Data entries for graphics
# # # # #
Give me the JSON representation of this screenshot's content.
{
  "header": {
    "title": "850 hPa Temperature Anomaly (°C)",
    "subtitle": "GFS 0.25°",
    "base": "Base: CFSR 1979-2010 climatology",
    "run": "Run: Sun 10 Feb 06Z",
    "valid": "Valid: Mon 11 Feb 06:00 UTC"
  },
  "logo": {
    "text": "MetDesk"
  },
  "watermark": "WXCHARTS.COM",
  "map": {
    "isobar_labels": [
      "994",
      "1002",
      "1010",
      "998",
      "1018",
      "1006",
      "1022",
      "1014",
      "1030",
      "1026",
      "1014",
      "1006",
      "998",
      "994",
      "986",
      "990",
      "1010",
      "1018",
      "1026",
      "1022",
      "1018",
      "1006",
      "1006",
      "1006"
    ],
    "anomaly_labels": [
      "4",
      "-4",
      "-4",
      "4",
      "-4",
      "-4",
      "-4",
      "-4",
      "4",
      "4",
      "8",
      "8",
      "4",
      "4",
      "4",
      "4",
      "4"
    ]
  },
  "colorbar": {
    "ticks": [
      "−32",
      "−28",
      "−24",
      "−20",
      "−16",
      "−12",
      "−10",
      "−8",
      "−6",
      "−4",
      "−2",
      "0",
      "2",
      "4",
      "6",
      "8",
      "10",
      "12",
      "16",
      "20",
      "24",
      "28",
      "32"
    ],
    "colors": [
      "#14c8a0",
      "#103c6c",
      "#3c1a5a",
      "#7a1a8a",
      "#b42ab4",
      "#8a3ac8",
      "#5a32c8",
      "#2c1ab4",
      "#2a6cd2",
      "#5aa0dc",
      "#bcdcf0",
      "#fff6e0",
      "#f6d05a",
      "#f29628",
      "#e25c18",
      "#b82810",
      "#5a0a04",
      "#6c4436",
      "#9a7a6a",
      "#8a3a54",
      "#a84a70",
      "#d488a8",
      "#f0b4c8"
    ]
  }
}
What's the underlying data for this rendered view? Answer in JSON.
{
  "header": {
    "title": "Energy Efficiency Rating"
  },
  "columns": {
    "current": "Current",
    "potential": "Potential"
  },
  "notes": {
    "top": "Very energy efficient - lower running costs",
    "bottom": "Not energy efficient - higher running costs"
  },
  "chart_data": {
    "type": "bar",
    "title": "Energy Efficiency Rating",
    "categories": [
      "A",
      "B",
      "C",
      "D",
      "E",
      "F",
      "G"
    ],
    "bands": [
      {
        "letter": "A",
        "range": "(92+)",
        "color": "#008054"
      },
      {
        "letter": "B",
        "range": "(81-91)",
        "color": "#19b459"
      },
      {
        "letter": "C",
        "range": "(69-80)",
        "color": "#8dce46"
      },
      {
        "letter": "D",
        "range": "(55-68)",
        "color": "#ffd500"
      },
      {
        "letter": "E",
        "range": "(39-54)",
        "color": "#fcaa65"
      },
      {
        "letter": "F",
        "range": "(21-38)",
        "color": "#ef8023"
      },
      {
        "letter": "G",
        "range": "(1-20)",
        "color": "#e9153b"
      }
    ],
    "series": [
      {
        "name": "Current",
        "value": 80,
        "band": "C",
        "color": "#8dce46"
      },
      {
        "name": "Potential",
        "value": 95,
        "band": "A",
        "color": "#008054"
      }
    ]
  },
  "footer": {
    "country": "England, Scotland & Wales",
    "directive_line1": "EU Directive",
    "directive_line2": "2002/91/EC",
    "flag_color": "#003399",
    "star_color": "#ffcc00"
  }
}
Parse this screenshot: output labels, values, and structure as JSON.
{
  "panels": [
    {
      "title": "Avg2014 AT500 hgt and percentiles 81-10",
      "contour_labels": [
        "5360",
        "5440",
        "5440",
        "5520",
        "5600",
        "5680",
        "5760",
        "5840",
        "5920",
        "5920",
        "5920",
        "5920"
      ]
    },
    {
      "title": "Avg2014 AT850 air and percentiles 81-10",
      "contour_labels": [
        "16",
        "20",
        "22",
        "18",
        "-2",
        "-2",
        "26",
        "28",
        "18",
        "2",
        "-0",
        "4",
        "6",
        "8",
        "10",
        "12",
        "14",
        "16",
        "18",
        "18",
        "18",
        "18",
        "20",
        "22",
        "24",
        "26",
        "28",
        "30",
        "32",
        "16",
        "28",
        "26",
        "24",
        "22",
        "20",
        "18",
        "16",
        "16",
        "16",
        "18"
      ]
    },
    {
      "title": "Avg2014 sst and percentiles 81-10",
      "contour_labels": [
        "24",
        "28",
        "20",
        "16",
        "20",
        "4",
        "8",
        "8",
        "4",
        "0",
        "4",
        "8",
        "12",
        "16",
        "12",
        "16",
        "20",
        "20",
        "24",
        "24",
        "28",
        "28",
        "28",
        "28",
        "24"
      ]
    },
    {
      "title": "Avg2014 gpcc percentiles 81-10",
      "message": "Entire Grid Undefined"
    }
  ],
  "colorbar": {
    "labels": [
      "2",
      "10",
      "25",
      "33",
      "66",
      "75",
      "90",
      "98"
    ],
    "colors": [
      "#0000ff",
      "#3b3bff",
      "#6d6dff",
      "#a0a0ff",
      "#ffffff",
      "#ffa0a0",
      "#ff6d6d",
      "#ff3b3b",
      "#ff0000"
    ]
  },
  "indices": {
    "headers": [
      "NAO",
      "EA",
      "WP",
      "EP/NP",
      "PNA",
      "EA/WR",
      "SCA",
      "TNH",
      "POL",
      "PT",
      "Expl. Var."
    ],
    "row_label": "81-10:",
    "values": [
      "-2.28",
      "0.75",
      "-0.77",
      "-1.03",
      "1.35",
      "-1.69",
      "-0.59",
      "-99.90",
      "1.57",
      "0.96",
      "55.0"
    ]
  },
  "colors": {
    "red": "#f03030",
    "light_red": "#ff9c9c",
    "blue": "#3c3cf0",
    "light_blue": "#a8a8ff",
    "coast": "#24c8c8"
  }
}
# # # # #
Exercise: From the data above, extract every line in its exact form.

Exercise output:
Give me the JSON representation of this screenshot's content.
{
  "header": {
    "title": "850 hPa Temperature Anomaly (°C)",
    "subtitle": "GFS 0.25°",
    "base": "Base: CFSR 1979-2010 climatology",
    "run": "Run: Sun 10 Feb 06Z",
    "valid": "Valid: Mon 11 Feb 06:00 UTC"
  },
  "logo": {
    "text": "MetDesk"
  },
  "watermark": "WXCHARTS.COM",
  "map": {
    "isobar_labels": [
      "994",
      "1002",
      "1010",
      "998",
      "1018",
      "1006",
      "1022",
      "1014",
      "1030",
      "1026",
      "1014",
      "1006",
      "998",
      "994",
      "986",
      "990",
      "1010",
      "1018",
      "1026",
      "1022",
      "1018",
      "1006",
      "1006",
      "1006"
    ],
    "anomaly_labels": [
      "4",
      "-4",
      "-4",
      "4",
      "-4",
      "-4",
      "-4",
      "-4",
      "4",
      "4",
      "8",
      "8",
      "4",
      "4",
      "4",
      "4",
      "4"
    ]
  },
  "colorbar": {
    "ticks": [
      "−32",
      "−28",
      "−24",
      "−20",
      "−16",
      "−12",
      "−10",
      "−8",
      "−6",
      "−4",
      "−2",
      "0",
      "2",
      "4",
      "6",
      "8",
      "10",
      "12",
      "16",
      "20",
      "24",
      "28",
      "32"
    ],
    "colors": [
      "#14c8a0",
      "#103c6c",
      "#3c1a5a",
      "#7a1a8a",
      "#b42ab4",
      "#8a3ac8",
      "#5a32c8",
      "#2c1ab4",
      "#2a6cd2",
      "#5aa0dc",
      "#bcdcf0",
      "#fff6e0",
      "#f6d05a",
      "#f29628",
      "#e25c18",
      "#b82810",
      "#5a0a04",
      "#6c4436",
      "#9a7a6a",
      "#8a3a54",
      "#a84a70",
      "#d488a8",
      "#f0b4c8"
    ]
  }
}
What's the underlying data for this rendered view? Answer in JSON.
{
  "header": {
    "title": "Energy Efficiency Rating"
  },
  "columns": {
    "current": "Current",
    "potential": "Potential"
  },
  "notes": {
    "top": "Very energy efficient - lower running costs",
    "bottom": "Not energy efficient - higher running costs"
  },
  "chart_data": {
    "type": "bar",
    "title": "Energy Efficiency Rating",
    "categories": [
      "A",
      "B",
      "C",
      "D",
      "E",
      "F",
      "G"
    ],
    "bands": [
      {
        "letter": "A",
        "range": "(92+)",
        "color": "#008054"
      },
      {
        "letter": "B",
        "range": "(81-91)",
        "color": "#19b459"
      },
      {
        "letter": "C",
        "range": "(69-80)",
        "color": "#8dce46"
      },
      {
        "letter": "D",
        "range": "(55-68)",
        "color": "#ffd500"
      },
      {
        "letter": "E",
        "range": "(39-54)",
        "color": "#fcaa65"
      },
      {
        "letter": "F",
        "range": "(21-38)",
        "color": "#ef8023"
      },
      {
        "letter": "G",
        "range": "(1-20)",
        "color": "#e9153b"
      }
    ],
    "series": [
      {
        "name": "Current",
        "value": 80,
        "band": "C",
        "color": "#8dce46"
      },
      {
        "name": "Potential",
        "value": 95,
        "band": "A",
        "color": "#008054"
      }
    ]
  },
  "footer": {
    "country": "England, Scotland & Wales",
    "directive_line1": "EU Directive",
    "directive_line2": "2002/91/EC",
    "flag_color": "#003399",
    "star_color": "#ffcc00"
  }
}
Parse this screenshot: output labels, values, and structure as JSON.
{
  "panels": [
    {
      "title": "Avg2014 AT500 hgt and percentiles 81-10",
      "contour_labels": [
        "5360",
        "5440",
        "5440",
        "5520",
        "5600",
        "5680",
        "5760",
        "5840",
        "5920",
        "5920",
        "5920",
        "5920"
      ]
    },
    {
      "title": "Avg2014 AT850 air and percentiles 81-10",
      "contour_labels": [
        "16",
        "20",
        "22",
        "18",
        "-2",
        "-2",
        "26",
        "28",
        "18",
        "2",
        "-0",
        "4",
        "6",
        "8",
        "10",
        "12",
        "14",
        "16",
        "18",
        "18",
        "18",
        "18",
        "20",
        "22",
        "24",
        "26",
        "28",
        "30",
        "32",
        "16",
        "28",
        "26",
        "24",
        "22",
        "20",
        "18",
        "16",
        "16",
        "16",
        "18"
      ]
    },
    {
      "title": "Avg2014 sst and percentiles 81-10",
      "contour_labels": [
        "24",
        "28",
        "20",
        "16",
        "20",
        "4",
        "8",
        "8",
        "4",
        "0",
        "4",
        "8",
        "12",
        "16",
        "12",
        "16",
        "20",
        "20",
        "24",
        "24",
        "28",
        "28",
        "28",
        "28",
        "24"
      ]
    },
    {
      "title": "Avg2014 gpcc percentiles 81-10",
      "message": "Entire Grid Undefined"
    }
  ],
  "colorbar": {
    "labels": [
      "2",
      "10",
      "25",
      "33",
      "66",
      "75",
      "90",
      "98"
    ],
    "colors": [
      "#0000ff",
      "#3b3bff",
      "#6d6dff",
      "#a0a0ff",
      "#ffffff",
      "#ffa0a0",
      "#ff6d6d",
      "#ff3b3b",
      "#ff0000"
    ]
  },
  "indices": {
    "headers": [
      "NAO",
      "EA",
      "WP",
      "EP/NP",
      "PNA",
      "EA/WR",
      "SCA",
      "TNH",
      "POL",
      "PT",
      "Expl. Var."
    ],
    "row_label": "81-10:",
    "values": [
      "-2.28",
      "0.75",
      "-0.77",
      "-1.03",
      "1.35",
      "-1.69",
      "-0.59",
      "-99.90",
      "1.57",
      "0.96",
      "55.0"
    ]
  },
  "colors": {
    "red": "#f03030",
    "light_red": "#ff9c9c",
    "blue": "#3c3cf0",
    "light_blue": "#a8a8ff",
    "coast": "#24c8c8"
  }
}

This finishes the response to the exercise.